Exercise instructions
Return every line of the records below verbatim, with no pictures in the copy.

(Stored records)
- - - - -

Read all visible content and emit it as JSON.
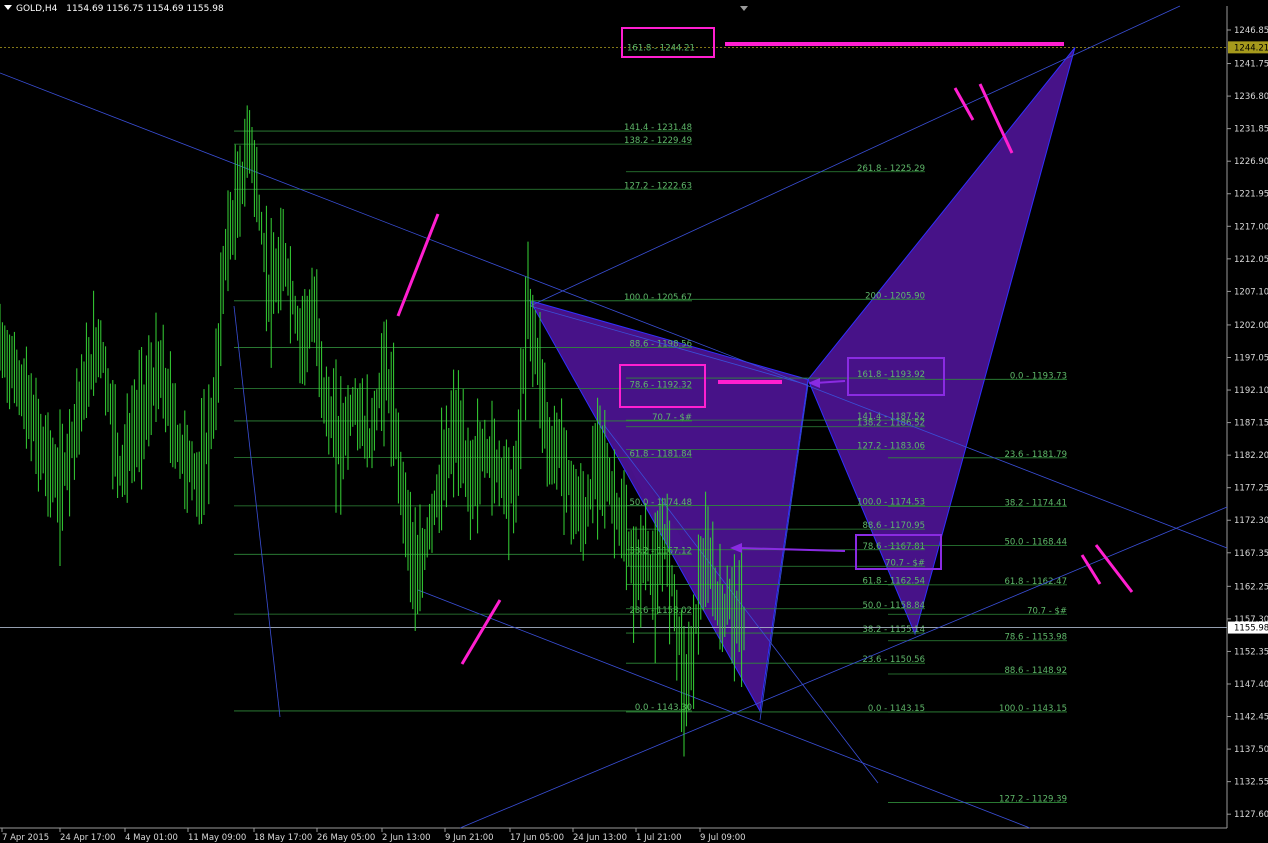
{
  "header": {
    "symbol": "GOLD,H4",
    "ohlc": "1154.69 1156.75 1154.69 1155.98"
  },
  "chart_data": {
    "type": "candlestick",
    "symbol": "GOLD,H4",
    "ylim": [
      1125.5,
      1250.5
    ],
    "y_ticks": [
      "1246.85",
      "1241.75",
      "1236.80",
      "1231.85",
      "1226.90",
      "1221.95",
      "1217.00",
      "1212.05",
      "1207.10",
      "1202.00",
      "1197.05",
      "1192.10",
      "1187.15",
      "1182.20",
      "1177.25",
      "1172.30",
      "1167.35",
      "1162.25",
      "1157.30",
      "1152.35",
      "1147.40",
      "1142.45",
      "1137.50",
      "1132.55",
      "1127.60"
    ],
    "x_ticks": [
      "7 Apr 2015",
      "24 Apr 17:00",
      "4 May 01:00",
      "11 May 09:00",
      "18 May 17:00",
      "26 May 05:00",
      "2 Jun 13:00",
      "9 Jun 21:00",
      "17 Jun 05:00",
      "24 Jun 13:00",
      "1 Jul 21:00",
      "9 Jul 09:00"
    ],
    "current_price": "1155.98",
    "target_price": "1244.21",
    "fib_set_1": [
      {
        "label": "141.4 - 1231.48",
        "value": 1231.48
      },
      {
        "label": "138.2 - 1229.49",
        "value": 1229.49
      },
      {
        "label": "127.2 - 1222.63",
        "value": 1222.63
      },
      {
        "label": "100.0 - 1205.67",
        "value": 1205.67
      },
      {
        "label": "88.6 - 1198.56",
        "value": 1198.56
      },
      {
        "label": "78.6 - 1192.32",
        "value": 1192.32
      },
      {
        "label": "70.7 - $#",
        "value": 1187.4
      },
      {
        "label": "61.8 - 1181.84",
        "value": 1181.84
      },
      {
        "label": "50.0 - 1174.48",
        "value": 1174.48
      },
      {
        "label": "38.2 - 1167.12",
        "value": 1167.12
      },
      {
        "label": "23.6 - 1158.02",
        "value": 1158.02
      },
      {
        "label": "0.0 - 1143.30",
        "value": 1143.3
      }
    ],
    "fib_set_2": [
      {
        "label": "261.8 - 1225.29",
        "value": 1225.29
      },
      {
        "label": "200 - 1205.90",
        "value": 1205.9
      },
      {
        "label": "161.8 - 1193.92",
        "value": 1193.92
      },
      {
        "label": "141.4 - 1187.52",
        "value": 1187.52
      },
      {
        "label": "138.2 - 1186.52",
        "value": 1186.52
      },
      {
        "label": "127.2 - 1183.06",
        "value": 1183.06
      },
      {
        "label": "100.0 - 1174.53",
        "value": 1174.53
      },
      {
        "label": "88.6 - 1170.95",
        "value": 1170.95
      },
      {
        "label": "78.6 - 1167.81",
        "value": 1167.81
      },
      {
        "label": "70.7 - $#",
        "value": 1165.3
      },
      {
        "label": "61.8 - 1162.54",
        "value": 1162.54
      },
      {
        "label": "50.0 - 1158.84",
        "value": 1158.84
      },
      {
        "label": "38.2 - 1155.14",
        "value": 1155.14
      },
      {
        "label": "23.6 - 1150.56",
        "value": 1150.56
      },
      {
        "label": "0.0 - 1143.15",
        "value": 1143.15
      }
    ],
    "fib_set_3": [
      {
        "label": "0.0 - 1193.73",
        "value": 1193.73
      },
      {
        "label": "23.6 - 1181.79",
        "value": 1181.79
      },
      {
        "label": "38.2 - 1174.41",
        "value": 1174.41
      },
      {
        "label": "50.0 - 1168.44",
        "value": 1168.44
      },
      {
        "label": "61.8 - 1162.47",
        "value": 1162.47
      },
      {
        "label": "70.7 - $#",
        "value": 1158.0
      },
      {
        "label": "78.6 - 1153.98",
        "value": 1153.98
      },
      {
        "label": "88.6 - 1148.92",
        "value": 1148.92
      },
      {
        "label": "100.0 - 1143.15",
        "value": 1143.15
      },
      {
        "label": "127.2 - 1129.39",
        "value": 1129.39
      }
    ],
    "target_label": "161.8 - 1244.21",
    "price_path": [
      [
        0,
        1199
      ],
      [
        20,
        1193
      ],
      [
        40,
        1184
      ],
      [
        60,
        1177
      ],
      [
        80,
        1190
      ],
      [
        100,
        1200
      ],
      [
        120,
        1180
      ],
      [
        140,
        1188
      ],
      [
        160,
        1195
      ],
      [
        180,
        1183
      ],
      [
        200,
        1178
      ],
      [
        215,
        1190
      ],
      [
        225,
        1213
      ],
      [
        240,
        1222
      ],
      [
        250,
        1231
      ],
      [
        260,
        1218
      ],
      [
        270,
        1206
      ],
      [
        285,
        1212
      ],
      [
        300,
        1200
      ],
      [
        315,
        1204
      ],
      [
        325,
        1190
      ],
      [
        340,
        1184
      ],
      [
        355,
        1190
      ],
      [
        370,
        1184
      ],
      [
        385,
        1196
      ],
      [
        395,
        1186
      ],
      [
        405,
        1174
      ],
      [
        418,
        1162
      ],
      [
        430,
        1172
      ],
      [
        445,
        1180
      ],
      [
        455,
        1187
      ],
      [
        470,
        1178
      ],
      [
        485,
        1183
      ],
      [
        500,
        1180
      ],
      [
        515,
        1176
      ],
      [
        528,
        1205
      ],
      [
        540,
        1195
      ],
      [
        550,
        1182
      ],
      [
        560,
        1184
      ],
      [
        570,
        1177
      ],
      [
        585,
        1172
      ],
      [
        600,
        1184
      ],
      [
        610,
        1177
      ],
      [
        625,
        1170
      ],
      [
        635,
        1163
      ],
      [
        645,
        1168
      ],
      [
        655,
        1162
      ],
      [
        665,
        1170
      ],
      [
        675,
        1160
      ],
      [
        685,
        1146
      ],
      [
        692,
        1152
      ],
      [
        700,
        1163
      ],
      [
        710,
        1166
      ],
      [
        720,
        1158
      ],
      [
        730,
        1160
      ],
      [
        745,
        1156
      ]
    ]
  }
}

- - - - -

Correct response
Read all visible content and emit it as JSON.
{
  "header": {
    "symbol": "GOLD,H4",
    "ohlc": "1154.69 1156.75 1154.69 1155.98"
  },
  "chart_data": {
    "type": "candlestick",
    "symbol": "GOLD,H4",
    "ylim": [
      1125.5,
      1250.5
    ],
    "y_ticks": [
      "1246.85",
      "1241.75",
      "1236.80",
      "1231.85",
      "1226.90",
      "1221.95",
      "1217.00",
      "1212.05",
      "1207.10",
      "1202.00",
      "1197.05",
      "1192.10",
      "1187.15",
      "1182.20",
      "1177.25",
      "1172.30",
      "1167.35",
      "1162.25",
      "1157.30",
      "1152.35",
      "1147.40",
      "1142.45",
      "1137.50",
      "1132.55",
      "1127.60"
    ],
    "x_ticks": [
      "7 Apr 2015",
      "24 Apr 17:00",
      "4 May 01:00",
      "11 May 09:00",
      "18 May 17:00",
      "26 May 05:00",
      "2 Jun 13:00",
      "9 Jun 21:00",
      "17 Jun 05:00",
      "24 Jun 13:00",
      "1 Jul 21:00",
      "9 Jul 09:00"
    ],
    "current_price": "1155.98",
    "target_price": "1244.21",
    "fib_set_1": [
      {
        "label": "141.4 - 1231.48",
        "value": 1231.48
      },
      {
        "label": "138.2 - 1229.49",
        "value": 1229.49
      },
      {
        "label": "127.2 - 1222.63",
        "value": 1222.63
      },
      {
        "label": "100.0 - 1205.67",
        "value": 1205.67
      },
      {
        "label": "88.6 - 1198.56",
        "value": 1198.56
      },
      {
        "label": "78.6 - 1192.32",
        "value": 1192.32
      },
      {
        "label": "70.7 - $#",
        "value": 1187.4
      },
      {
        "label": "61.8 - 1181.84",
        "value": 1181.84
      },
      {
        "label": "50.0 - 1174.48",
        "value": 1174.48
      },
      {
        "label": "38.2 - 1167.12",
        "value": 1167.12
      },
      {
        "label": "23.6 - 1158.02",
        "value": 1158.02
      },
      {
        "label": "0.0 - 1143.30",
        "value": 1143.3
      }
    ],
    "fib_set_2": [
      {
        "label": "261.8 - 1225.29",
        "value": 1225.29
      },
      {
        "label": "200 - 1205.90",
        "value": 1205.9
      },
      {
        "label": "161.8 - 1193.92",
        "value": 1193.92
      },
      {
        "label": "141.4 - 1187.52",
        "value": 1187.52
      },
      {
        "label": "138.2 - 1186.52",
        "value": 1186.52
      },
      {
        "label": "127.2 - 1183.06",
        "value": 1183.06
      },
      {
        "label": "100.0 - 1174.53",
        "value": 1174.53
      },
      {
        "label": "88.6 - 1170.95",
        "value": 1170.95
      },
      {
        "label": "78.6 - 1167.81",
        "value": 1167.81
      },
      {
        "label": "70.7 - $#",
        "value": 1165.3
      },
      {
        "label": "61.8 - 1162.54",
        "value": 1162.54
      },
      {
        "label": "50.0 - 1158.84",
        "value": 1158.84
      },
      {
        "label": "38.2 - 1155.14",
        "value": 1155.14
      },
      {
        "label": "23.6 - 1150.56",
        "value": 1150.56
      },
      {
        "label": "0.0 - 1143.15",
        "value": 1143.15
      }
    ],
    "fib_set_3": [
      {
        "label": "0.0 - 1193.73",
        "value": 1193.73
      },
      {
        "label": "23.6 - 1181.79",
        "value": 1181.79
      },
      {
        "label": "38.2 - 1174.41",
        "value": 1174.41
      },
      {
        "label": "50.0 - 1168.44",
        "value": 1168.44
      },
      {
        "label": "61.8 - 1162.47",
        "value": 1162.47
      },
      {
        "label": "70.7 - $#",
        "value": 1158.0
      },
      {
        "label": "78.6 - 1153.98",
        "value": 1153.98
      },
      {
        "label": "88.6 - 1148.92",
        "value": 1148.92
      },
      {
        "label": "100.0 - 1143.15",
        "value": 1143.15
      },
      {
        "label": "127.2 - 1129.39",
        "value": 1129.39
      }
    ],
    "target_label": "161.8 - 1244.21",
    "price_path": [
      [
        0,
        1199
      ],
      [
        20,
        1193
      ],
      [
        40,
        1184
      ],
      [
        60,
        1177
      ],
      [
        80,
        1190
      ],
      [
        100,
        1200
      ],
      [
        120,
        1180
      ],
      [
        140,
        1188
      ],
      [
        160,
        1195
      ],
      [
        180,
        1183
      ],
      [
        200,
        1178
      ],
      [
        215,
        1190
      ],
      [
        225,
        1213
      ],
      [
        240,
        1222
      ],
      [
        250,
        1231
      ],
      [
        260,
        1218
      ],
      [
        270,
        1206
      ],
      [
        285,
        1212
      ],
      [
        300,
        1200
      ],
      [
        315,
        1204
      ],
      [
        325,
        1190
      ],
      [
        340,
        1184
      ],
      [
        355,
        1190
      ],
      [
        370,
        1184
      ],
      [
        385,
        1196
      ],
      [
        395,
        1186
      ],
      [
        405,
        1174
      ],
      [
        418,
        1162
      ],
      [
        430,
        1172
      ],
      [
        445,
        1180
      ],
      [
        455,
        1187
      ],
      [
        470,
        1178
      ],
      [
        485,
        1183
      ],
      [
        500,
        1180
      ],
      [
        515,
        1176
      ],
      [
        528,
        1205
      ],
      [
        540,
        1195
      ],
      [
        550,
        1182
      ],
      [
        560,
        1184
      ],
      [
        570,
        1177
      ],
      [
        585,
        1172
      ],
      [
        600,
        1184
      ],
      [
        610,
        1177
      ],
      [
        625,
        1170
      ],
      [
        635,
        1163
      ],
      [
        645,
        1168
      ],
      [
        655,
        1162
      ],
      [
        665,
        1170
      ],
      [
        675,
        1160
      ],
      [
        685,
        1146
      ],
      [
        692,
        1152
      ],
      [
        700,
        1163
      ],
      [
        710,
        1166
      ],
      [
        720,
        1158
      ],
      [
        730,
        1160
      ],
      [
        745,
        1156
      ]
    ]
  }
}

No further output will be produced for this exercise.